>> START Source records
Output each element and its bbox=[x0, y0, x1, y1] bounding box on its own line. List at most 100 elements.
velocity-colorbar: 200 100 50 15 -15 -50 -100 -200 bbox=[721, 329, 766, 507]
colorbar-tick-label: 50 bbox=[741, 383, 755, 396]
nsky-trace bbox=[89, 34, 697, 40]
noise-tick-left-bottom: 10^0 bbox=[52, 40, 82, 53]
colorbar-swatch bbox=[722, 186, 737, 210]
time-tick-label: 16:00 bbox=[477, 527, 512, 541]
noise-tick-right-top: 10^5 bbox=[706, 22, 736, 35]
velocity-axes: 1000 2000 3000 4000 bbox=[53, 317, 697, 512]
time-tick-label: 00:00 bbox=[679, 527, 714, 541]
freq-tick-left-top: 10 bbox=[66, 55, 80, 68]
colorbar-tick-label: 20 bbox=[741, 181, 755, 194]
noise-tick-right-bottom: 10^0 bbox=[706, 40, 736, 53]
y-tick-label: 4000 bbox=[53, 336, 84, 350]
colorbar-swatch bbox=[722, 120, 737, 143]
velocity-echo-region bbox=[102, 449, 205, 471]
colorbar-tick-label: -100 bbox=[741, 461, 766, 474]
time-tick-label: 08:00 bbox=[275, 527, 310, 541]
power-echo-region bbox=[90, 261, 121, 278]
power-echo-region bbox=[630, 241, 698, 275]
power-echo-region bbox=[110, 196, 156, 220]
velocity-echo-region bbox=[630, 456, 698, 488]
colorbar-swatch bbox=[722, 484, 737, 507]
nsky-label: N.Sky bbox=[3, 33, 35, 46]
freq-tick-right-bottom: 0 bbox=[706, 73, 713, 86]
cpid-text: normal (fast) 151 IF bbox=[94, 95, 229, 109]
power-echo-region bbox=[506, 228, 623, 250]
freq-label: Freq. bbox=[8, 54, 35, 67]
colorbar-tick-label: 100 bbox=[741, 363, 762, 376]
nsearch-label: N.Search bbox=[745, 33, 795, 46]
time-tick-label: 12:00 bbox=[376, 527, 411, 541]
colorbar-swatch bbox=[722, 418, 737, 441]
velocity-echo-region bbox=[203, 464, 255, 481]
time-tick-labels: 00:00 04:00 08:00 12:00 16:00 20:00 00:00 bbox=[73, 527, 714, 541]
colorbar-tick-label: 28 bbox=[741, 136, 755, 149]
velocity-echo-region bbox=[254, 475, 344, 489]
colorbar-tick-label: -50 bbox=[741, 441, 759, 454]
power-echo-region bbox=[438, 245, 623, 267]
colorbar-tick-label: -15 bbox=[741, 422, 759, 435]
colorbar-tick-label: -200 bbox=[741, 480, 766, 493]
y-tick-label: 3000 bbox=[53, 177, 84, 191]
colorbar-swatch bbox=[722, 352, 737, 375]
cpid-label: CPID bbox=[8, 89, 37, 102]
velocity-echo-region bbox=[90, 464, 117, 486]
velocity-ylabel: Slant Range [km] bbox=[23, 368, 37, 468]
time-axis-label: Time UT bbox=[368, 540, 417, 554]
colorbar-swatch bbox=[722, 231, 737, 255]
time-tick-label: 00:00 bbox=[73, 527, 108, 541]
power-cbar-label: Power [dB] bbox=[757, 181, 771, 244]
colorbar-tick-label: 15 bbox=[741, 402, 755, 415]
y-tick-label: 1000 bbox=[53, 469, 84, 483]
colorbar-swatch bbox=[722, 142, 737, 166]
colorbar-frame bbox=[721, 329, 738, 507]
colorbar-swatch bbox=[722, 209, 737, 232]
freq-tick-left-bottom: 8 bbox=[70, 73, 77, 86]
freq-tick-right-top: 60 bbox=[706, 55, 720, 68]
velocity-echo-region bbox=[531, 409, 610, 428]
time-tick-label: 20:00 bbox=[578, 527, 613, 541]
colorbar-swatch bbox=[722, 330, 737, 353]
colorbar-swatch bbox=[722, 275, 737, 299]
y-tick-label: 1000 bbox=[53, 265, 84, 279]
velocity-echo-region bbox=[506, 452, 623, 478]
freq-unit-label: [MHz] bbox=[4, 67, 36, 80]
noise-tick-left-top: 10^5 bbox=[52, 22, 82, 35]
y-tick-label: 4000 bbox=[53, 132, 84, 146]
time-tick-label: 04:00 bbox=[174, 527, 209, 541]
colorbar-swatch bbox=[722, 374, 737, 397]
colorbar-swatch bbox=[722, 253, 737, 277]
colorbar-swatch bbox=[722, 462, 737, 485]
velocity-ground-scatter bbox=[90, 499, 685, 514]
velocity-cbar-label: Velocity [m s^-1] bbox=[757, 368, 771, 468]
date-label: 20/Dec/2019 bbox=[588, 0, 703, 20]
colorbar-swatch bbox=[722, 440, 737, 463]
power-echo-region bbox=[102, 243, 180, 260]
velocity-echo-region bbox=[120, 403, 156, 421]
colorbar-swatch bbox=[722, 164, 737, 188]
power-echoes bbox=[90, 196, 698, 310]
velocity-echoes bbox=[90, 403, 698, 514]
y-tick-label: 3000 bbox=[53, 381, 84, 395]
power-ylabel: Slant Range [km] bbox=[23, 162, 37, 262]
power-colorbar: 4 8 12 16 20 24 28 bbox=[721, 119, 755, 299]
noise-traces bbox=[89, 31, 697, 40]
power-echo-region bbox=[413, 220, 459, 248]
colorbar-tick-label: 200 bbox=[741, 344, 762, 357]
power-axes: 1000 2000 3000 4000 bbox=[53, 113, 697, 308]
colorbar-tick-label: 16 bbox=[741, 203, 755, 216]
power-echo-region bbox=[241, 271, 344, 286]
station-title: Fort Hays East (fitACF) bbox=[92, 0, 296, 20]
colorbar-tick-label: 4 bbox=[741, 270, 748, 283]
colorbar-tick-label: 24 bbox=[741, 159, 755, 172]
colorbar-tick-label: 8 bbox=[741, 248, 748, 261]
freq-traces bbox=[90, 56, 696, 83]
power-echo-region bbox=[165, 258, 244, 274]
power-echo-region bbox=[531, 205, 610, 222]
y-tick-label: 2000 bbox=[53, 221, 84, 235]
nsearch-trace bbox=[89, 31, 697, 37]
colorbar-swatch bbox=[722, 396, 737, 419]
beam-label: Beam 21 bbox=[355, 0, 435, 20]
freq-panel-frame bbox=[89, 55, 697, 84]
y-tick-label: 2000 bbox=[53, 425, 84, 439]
>> END Source records
Exercise instructions:
Can you copy all of the rows above character for character, keeping their order?

Solution to the problem:
Output each element and its bbox=[x0, y0, x1, y1] bounding box on its own line. List at most 100 elements.
velocity-colorbar: 200 100 50 15 -15 -50 -100 -200 bbox=[721, 329, 766, 507]
colorbar-tick-label: 50 bbox=[741, 383, 755, 396]
nsky-trace bbox=[89, 34, 697, 40]
noise-tick-left-bottom: 10^0 bbox=[52, 40, 82, 53]
colorbar-swatch bbox=[722, 186, 737, 210]
time-tick-label: 16:00 bbox=[477, 527, 512, 541]
noise-tick-right-top: 10^5 bbox=[706, 22, 736, 35]
velocity-axes: 1000 2000 3000 4000 bbox=[53, 317, 697, 512]
time-tick-label: 00:00 bbox=[679, 527, 714, 541]
freq-tick-left-top: 10 bbox=[66, 55, 80, 68]
colorbar-tick-label: 20 bbox=[741, 181, 755, 194]
noise-tick-right-bottom: 10^0 bbox=[706, 40, 736, 53]
y-tick-label: 4000 bbox=[53, 336, 84, 350]
colorbar-swatch bbox=[722, 120, 737, 143]
velocity-echo-region bbox=[102, 449, 205, 471]
colorbar-tick-label: -100 bbox=[741, 461, 766, 474]
time-tick-label: 08:00 bbox=[275, 527, 310, 541]
power-echo-region bbox=[90, 261, 121, 278]
power-echo-region bbox=[630, 241, 698, 275]
power-echo-region bbox=[110, 196, 156, 220]
velocity-echo-region bbox=[630, 456, 698, 488]
colorbar-swatch bbox=[722, 484, 737, 507]
nsky-label: N.Sky bbox=[3, 33, 35, 46]
freq-tick-right-bottom: 0 bbox=[706, 73, 713, 86]
cpid-text: normal (fast) 151 IF bbox=[94, 95, 229, 109]
power-echo-region bbox=[506, 228, 623, 250]
freq-label: Freq. bbox=[8, 54, 35, 67]
colorbar-tick-label: 100 bbox=[741, 363, 762, 376]
nsearch-label: N.Search bbox=[745, 33, 795, 46]
time-tick-label: 12:00 bbox=[376, 527, 411, 541]
colorbar-swatch bbox=[722, 418, 737, 441]
velocity-echo-region bbox=[203, 464, 255, 481]
time-tick-labels: 00:00 04:00 08:00 12:00 16:00 20:00 00:00 bbox=[73, 527, 714, 541]
colorbar-tick-label: 28 bbox=[741, 136, 755, 149]
velocity-echo-region bbox=[254, 475, 344, 489]
colorbar-tick-label: -50 bbox=[741, 441, 759, 454]
power-echo-region bbox=[438, 245, 623, 267]
colorbar-tick-label: -15 bbox=[741, 422, 759, 435]
colorbar-tick-label: -200 bbox=[741, 480, 766, 493]
y-tick-label: 3000 bbox=[53, 177, 84, 191]
colorbar-swatch bbox=[722, 352, 737, 375]
cpid-label: CPID bbox=[8, 89, 37, 102]
velocity-echo-region bbox=[90, 464, 117, 486]
velocity-ylabel: Slant Range [km] bbox=[23, 368, 37, 468]
time-axis-label: Time UT bbox=[368, 540, 417, 554]
colorbar-swatch bbox=[722, 231, 737, 255]
time-tick-label: 00:00 bbox=[73, 527, 108, 541]
power-cbar-label: Power [dB] bbox=[757, 181, 771, 244]
colorbar-tick-label: 15 bbox=[741, 402, 755, 415]
y-tick-label: 1000 bbox=[53, 469, 84, 483]
colorbar-swatch bbox=[722, 142, 737, 166]
colorbar-frame bbox=[721, 329, 738, 507]
colorbar-swatch bbox=[722, 209, 737, 232]
freq-tick-left-bottom: 8 bbox=[70, 73, 77, 86]
freq-tick-right-top: 60 bbox=[706, 55, 720, 68]
velocity-echo-region bbox=[531, 409, 610, 428]
time-tick-label: 20:00 bbox=[578, 527, 613, 541]
colorbar-swatch bbox=[722, 330, 737, 353]
colorbar-swatch bbox=[722, 275, 737, 299]
y-tick-label: 1000 bbox=[53, 265, 84, 279]
velocity-echo-region bbox=[506, 452, 623, 478]
freq-unit-label: [MHz] bbox=[4, 67, 36, 80]
noise-tick-left-top: 10^5 bbox=[52, 22, 82, 35]
y-tick-label: 4000 bbox=[53, 132, 84, 146]
time-tick-label: 04:00 bbox=[174, 527, 209, 541]
colorbar-swatch bbox=[722, 374, 737, 397]
colorbar-swatch bbox=[722, 253, 737, 277]
colorbar-swatch bbox=[722, 462, 737, 485]
velocity-ground-scatter bbox=[90, 499, 685, 514]
velocity-cbar-label: Velocity [m s^-1] bbox=[757, 368, 771, 468]
date-label: 20/Dec/2019 bbox=[588, 0, 703, 20]
colorbar-swatch bbox=[722, 440, 737, 463]
power-echo-region bbox=[102, 243, 180, 260]
velocity-echo-region bbox=[120, 403, 156, 421]
colorbar-swatch bbox=[722, 164, 737, 188]
power-echoes bbox=[90, 196, 698, 310]
velocity-echoes bbox=[90, 403, 698, 514]
y-tick-label: 3000 bbox=[53, 381, 84, 395]
power-ylabel: Slant Range [km] bbox=[23, 162, 37, 262]
power-colorbar: 4 8 12 16 20 24 28 bbox=[721, 119, 755, 299]
noise-traces bbox=[89, 31, 697, 40]
power-echo-region bbox=[413, 220, 459, 248]
colorbar-tick-label: 200 bbox=[741, 344, 762, 357]
power-axes: 1000 2000 3000 4000 bbox=[53, 113, 697, 308]
colorbar-tick-label: 16 bbox=[741, 203, 755, 216]
power-echo-region bbox=[241, 271, 344, 286]
station-title: Fort Hays East (fitACF) bbox=[92, 0, 296, 20]
colorbar-tick-label: 4 bbox=[741, 270, 748, 283]
colorbar-tick-label: 24 bbox=[741, 159, 755, 172]
colorbar-tick-label: 8 bbox=[741, 248, 748, 261]
freq-traces bbox=[90, 56, 696, 83]
power-echo-region bbox=[165, 258, 244, 274]
power-echo-region bbox=[531, 205, 610, 222]
y-tick-label: 2000 bbox=[53, 221, 84, 235]
nsearch-trace bbox=[89, 31, 697, 37]
colorbar-swatch bbox=[722, 396, 737, 419]
beam-label: Beam 21 bbox=[355, 0, 435, 20]
freq-panel-frame bbox=[89, 55, 697, 84]
y-tick-label: 2000 bbox=[53, 425, 84, 439]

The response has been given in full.